§ Given exercise
Every line of the material is to be quoted verbatim, minus the pictures.

==== Provided records

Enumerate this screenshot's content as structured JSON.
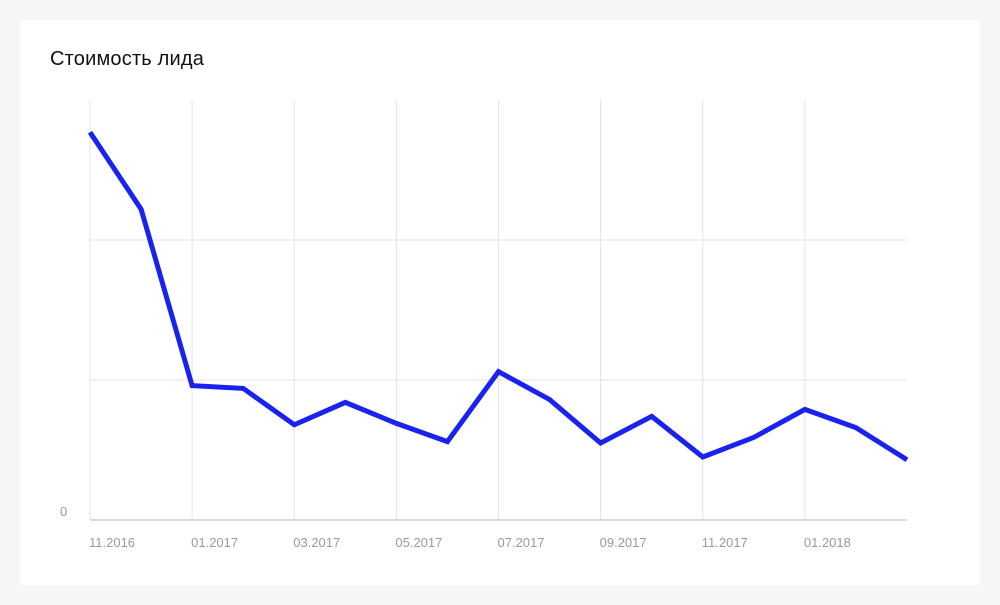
{
  "chart_data": {
    "type": "line",
    "title": "Стоимость лида",
    "x": [
      "11.2016",
      "12.2016",
      "01.2017",
      "02.2017",
      "03.2017",
      "04.2017",
      "05.2017",
      "06.2017",
      "07.2017",
      "08.2017",
      "09.2017",
      "10.2017",
      "11.2017",
      "12.2017",
      "01.2018",
      "02.2018",
      "03.2018"
    ],
    "x_tick_labels": [
      "11.2016",
      "01.2017",
      "03.2017",
      "05.2017",
      "07.2017",
      "09.2017",
      "11.2017",
      "01.2018"
    ],
    "series": [
      {
        "values": [
          2.77,
          2.22,
          0.96,
          0.94,
          0.68,
          0.84,
          0.69,
          0.56,
          1.06,
          0.86,
          0.55,
          0.74,
          0.45,
          0.59,
          0.79,
          0.66,
          0.43
        ]
      }
    ],
    "y_tick_labels": [
      "0"
    ],
    "ylim": [
      0,
      3.0
    ],
    "grid": true,
    "colors": {
      "line": "#1a22ee",
      "grid": "#e3e3e3",
      "axis": "#cfcfcf"
    }
  }
}
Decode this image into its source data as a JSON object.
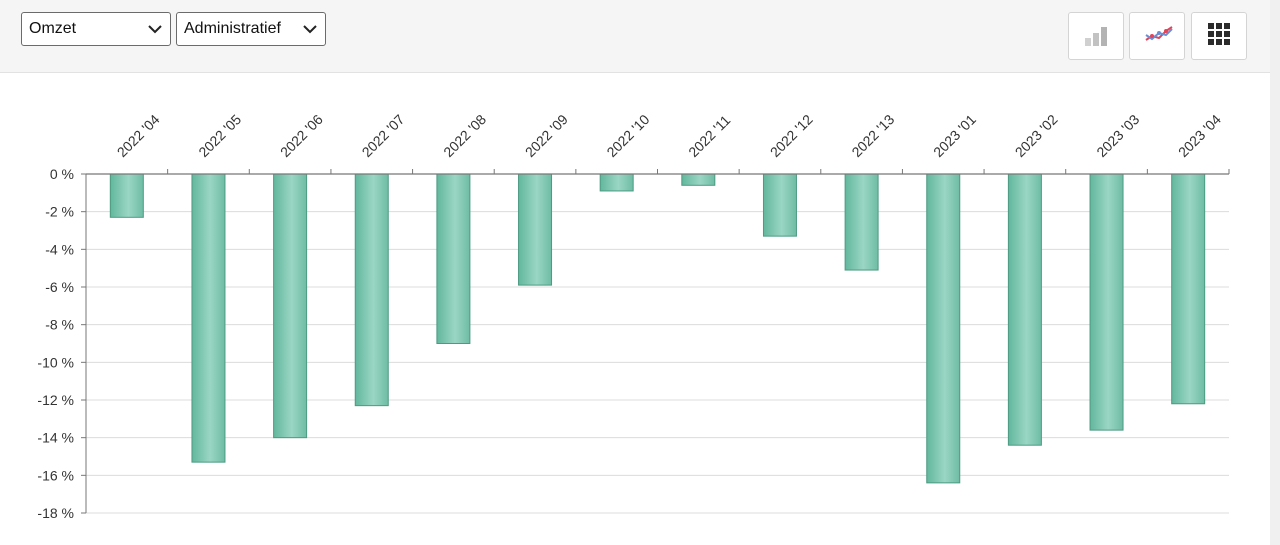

========

§ Exercise response
Enumerate this screenshot's content as structured JSON.
{
  "chart_data": {
    "type": "line",
    "title": "Стоимость лида",
    "x": [
      "11.2016",
      "12.2016",
      "01.2017",
      "02.2017",
      "03.2017",
      "04.2017",
      "05.2017",
      "06.2017",
      "07.2017",
      "08.2017",
      "09.2017",
      "10.2017",
      "11.2017",
      "12.2017",
      "01.2018",
      "02.2018",
      "03.2018"
    ],
    "x_tick_labels": [
      "11.2016",
      "01.2017",
      "03.2017",
      "05.2017",
      "07.2017",
      "09.2017",
      "11.2017",
      "01.2018"
    ],
    "series": [
      {
        "values": [
          2.77,
          2.22,
          0.96,
          0.94,
          0.68,
          0.84,
          0.69,
          0.56,
          1.06,
          0.86,
          0.55,
          0.74,
          0.45,
          0.59,
          0.79,
          0.66,
          0.43
        ]
      }
    ],
    "y_tick_labels": [
      "0"
    ],
    "ylim": [
      0,
      3.0
    ],
    "grid": true,
    "colors": {
      "line": "#1a22ee",
      "grid": "#e3e3e3",
      "axis": "#cfcfcf"
    }
  }
}
Decode this image into its source data as a JSON object.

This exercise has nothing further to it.